### STATED EXERCISE
Take down each entry exactly as written.

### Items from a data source
__________
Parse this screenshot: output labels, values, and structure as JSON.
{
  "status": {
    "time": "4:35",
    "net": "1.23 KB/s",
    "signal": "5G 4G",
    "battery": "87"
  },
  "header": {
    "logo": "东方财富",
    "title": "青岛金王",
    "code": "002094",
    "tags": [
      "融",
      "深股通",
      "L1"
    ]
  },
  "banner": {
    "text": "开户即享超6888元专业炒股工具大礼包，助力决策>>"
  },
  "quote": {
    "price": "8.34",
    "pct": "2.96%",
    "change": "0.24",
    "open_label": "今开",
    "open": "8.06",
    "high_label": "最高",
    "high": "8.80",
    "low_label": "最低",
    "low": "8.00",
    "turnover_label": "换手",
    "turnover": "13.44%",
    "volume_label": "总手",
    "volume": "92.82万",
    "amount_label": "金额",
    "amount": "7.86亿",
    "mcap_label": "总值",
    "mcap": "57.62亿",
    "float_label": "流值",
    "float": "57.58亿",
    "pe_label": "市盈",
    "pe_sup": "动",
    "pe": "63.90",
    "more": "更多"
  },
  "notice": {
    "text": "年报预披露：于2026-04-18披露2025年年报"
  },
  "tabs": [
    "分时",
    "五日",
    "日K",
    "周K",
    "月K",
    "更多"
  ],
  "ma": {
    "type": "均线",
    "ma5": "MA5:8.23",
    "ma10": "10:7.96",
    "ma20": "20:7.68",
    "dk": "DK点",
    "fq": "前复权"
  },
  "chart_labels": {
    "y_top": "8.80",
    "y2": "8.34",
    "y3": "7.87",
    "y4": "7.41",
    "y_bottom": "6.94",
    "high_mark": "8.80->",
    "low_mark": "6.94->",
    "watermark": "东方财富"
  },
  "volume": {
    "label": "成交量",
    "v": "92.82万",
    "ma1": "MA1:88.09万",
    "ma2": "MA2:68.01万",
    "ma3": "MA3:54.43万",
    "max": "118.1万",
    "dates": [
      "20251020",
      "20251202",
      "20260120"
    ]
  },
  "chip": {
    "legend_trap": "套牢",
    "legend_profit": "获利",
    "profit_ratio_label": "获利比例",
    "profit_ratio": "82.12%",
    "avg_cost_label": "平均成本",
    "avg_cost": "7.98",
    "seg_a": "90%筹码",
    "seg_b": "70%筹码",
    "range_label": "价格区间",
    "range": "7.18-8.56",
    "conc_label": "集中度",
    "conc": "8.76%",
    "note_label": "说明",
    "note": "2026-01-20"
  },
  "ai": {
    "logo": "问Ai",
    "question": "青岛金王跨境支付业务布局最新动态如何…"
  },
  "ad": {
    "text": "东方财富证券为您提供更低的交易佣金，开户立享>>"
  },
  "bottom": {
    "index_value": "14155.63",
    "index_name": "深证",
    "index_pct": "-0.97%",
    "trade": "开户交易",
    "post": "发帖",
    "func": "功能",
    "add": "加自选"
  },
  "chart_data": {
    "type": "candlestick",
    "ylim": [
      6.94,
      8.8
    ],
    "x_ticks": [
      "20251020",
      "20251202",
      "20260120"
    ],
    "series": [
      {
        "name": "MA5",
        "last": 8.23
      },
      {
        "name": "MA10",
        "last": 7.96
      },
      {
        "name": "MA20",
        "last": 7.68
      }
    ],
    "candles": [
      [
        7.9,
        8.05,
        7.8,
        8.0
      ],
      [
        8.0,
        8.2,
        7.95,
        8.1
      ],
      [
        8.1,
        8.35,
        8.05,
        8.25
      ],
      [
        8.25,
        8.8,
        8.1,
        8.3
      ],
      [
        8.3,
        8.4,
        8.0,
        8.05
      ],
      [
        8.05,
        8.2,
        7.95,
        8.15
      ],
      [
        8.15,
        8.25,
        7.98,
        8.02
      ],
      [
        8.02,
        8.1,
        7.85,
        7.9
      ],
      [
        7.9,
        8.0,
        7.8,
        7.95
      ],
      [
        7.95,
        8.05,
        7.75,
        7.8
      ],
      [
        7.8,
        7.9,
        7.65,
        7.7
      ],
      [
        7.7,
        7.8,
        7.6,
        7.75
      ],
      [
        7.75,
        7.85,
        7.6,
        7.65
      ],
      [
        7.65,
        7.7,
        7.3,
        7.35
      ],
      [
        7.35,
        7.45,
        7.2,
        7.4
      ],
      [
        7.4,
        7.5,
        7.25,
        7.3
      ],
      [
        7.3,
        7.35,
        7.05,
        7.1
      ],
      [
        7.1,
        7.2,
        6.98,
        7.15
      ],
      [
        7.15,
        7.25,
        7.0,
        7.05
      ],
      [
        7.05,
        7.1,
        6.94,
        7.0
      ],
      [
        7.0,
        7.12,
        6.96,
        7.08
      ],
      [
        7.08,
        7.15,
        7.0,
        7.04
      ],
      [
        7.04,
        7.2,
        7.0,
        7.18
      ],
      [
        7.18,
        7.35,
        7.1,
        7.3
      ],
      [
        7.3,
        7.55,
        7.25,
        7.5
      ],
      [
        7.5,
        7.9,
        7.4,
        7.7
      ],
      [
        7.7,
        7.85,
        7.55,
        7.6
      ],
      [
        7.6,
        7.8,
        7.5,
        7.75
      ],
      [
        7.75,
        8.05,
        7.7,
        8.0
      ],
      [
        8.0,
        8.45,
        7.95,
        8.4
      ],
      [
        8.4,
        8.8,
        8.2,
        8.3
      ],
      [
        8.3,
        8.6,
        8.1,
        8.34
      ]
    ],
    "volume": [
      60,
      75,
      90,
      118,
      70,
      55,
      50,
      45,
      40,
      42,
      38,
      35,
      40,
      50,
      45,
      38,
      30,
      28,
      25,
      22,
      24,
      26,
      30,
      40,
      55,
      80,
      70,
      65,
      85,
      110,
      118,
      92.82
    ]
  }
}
__________
### ANSWER TO THE TASK
Parse this screenshot: output labels, values, and structure as JSON.
{
  "status": {
    "time": "4:35",
    "net": "1.23 KB/s",
    "signal": "5G 4G",
    "battery": "87"
  },
  "header": {
    "logo": "东方财富",
    "title": "青岛金王",
    "code": "002094",
    "tags": [
      "融",
      "深股通",
      "L1"
    ]
  },
  "banner": {
    "text": "开户即享超6888元专业炒股工具大礼包，助力决策>>"
  },
  "quote": {
    "price": "8.34",
    "pct": "2.96%",
    "change": "0.24",
    "open_label": "今开",
    "open": "8.06",
    "high_label": "最高",
    "high": "8.80",
    "low_label": "最低",
    "low": "8.00",
    "turnover_label": "换手",
    "turnover": "13.44%",
    "volume_label": "总手",
    "volume": "92.82万",
    "amount_label": "金额",
    "amount": "7.86亿",
    "mcap_label": "总值",
    "mcap": "57.62亿",
    "float_label": "流值",
    "float": "57.58亿",
    "pe_label": "市盈",
    "pe_sup": "动",
    "pe": "63.90",
    "more": "更多"
  },
  "notice": {
    "text": "年报预披露：于2026-04-18披露2025年年报"
  },
  "tabs": [
    "分时",
    "五日",
    "日K",
    "周K",
    "月K",
    "更多"
  ],
  "ma": {
    "type": "均线",
    "ma5": "MA5:8.23",
    "ma10": "10:7.96",
    "ma20": "20:7.68",
    "dk": "DK点",
    "fq": "前复权"
  },
  "chart_labels": {
    "y_top": "8.80",
    "y2": "8.34",
    "y3": "7.87",
    "y4": "7.41",
    "y_bottom": "6.94",
    "high_mark": "8.80->",
    "low_mark": "6.94->",
    "watermark": "东方财富"
  },
  "volume": {
    "label": "成交量",
    "v": "92.82万",
    "ma1": "MA1:88.09万",
    "ma2": "MA2:68.01万",
    "ma3": "MA3:54.43万",
    "max": "118.1万",
    "dates": [
      "20251020",
      "20251202",
      "20260120"
    ]
  },
  "chip": {
    "legend_trap": "套牢",
    "legend_profit": "获利",
    "profit_ratio_label": "获利比例",
    "profit_ratio": "82.12%",
    "avg_cost_label": "平均成本",
    "avg_cost": "7.98",
    "seg_a": "90%筹码",
    "seg_b": "70%筹码",
    "range_label": "价格区间",
    "range": "7.18-8.56",
    "conc_label": "集中度",
    "conc": "8.76%",
    "note_label": "说明",
    "note": "2026-01-20"
  },
  "ai": {
    "logo": "问Ai",
    "question": "青岛金王跨境支付业务布局最新动态如何…"
  },
  "ad": {
    "text": "东方财富证券为您提供更低的交易佣金，开户立享>>"
  },
  "bottom": {
    "index_value": "14155.63",
    "index_name": "深证",
    "index_pct": "-0.97%",
    "trade": "开户交易",
    "post": "发帖",
    "func": "功能",
    "add": "加自选"
  },
  "chart_data": {
    "type": "candlestick",
    "ylim": [
      6.94,
      8.8
    ],
    "x_ticks": [
      "20251020",
      "20251202",
      "20260120"
    ],
    "series": [
      {
        "name": "MA5",
        "last": 8.23
      },
      {
        "name": "MA10",
        "last": 7.96
      },
      {
        "name": "MA20",
        "last": 7.68
      }
    ],
    "candles": [
      [
        7.9,
        8.05,
        7.8,
        8.0
      ],
      [
        8.0,
        8.2,
        7.95,
        8.1
      ],
      [
        8.1,
        8.35,
        8.05,
        8.25
      ],
      [
        8.25,
        8.8,
        8.1,
        8.3
      ],
      [
        8.3,
        8.4,
        8.0,
        8.05
      ],
      [
        8.05,
        8.2,
        7.95,
        8.15
      ],
      [
        8.15,
        8.25,
        7.98,
        8.02
      ],
      [
        8.02,
        8.1,
        7.85,
        7.9
      ],
      [
        7.9,
        8.0,
        7.8,
        7.95
      ],
      [
        7.95,
        8.05,
        7.75,
        7.8
      ],
      [
        7.8,
        7.9,
        7.65,
        7.7
      ],
      [
        7.7,
        7.8,
        7.6,
        7.75
      ],
      [
        7.75,
        7.85,
        7.6,
        7.65
      ],
      [
        7.65,
        7.7,
        7.3,
        7.35
      ],
      [
        7.35,
        7.45,
        7.2,
        7.4
      ],
      [
        7.4,
        7.5,
        7.25,
        7.3
      ],
      [
        7.3,
        7.35,
        7.05,
        7.1
      ],
      [
        7.1,
        7.2,
        6.98,
        7.15
      ],
      [
        7.15,
        7.25,
        7.0,
        7.05
      ],
      [
        7.05,
        7.1,
        6.94,
        7.0
      ],
      [
        7.0,
        7.12,
        6.96,
        7.08
      ],
      [
        7.08,
        7.15,
        7.0,
        7.04
      ],
      [
        7.04,
        7.2,
        7.0,
        7.18
      ],
      [
        7.18,
        7.35,
        7.1,
        7.3
      ],
      [
        7.3,
        7.55,
        7.25,
        7.5
      ],
      [
        7.5,
        7.9,
        7.4,
        7.7
      ],
      [
        7.7,
        7.85,
        7.55,
        7.6
      ],
      [
        7.6,
        7.8,
        7.5,
        7.75
      ],
      [
        7.75,
        8.05,
        7.7,
        8.0
      ],
      [
        8.0,
        8.45,
        7.95,
        8.4
      ],
      [
        8.4,
        8.8,
        8.2,
        8.3
      ],
      [
        8.3,
        8.6,
        8.1,
        8.34
      ]
    ],
    "volume": [
      60,
      75,
      90,
      118,
      70,
      55,
      50,
      45,
      40,
      42,
      38,
      35,
      40,
      50,
      45,
      38,
      30,
      28,
      25,
      22,
      24,
      26,
      30,
      40,
      55,
      80,
      70,
      65,
      85,
      110,
      118,
      92.82
    ]
  }
}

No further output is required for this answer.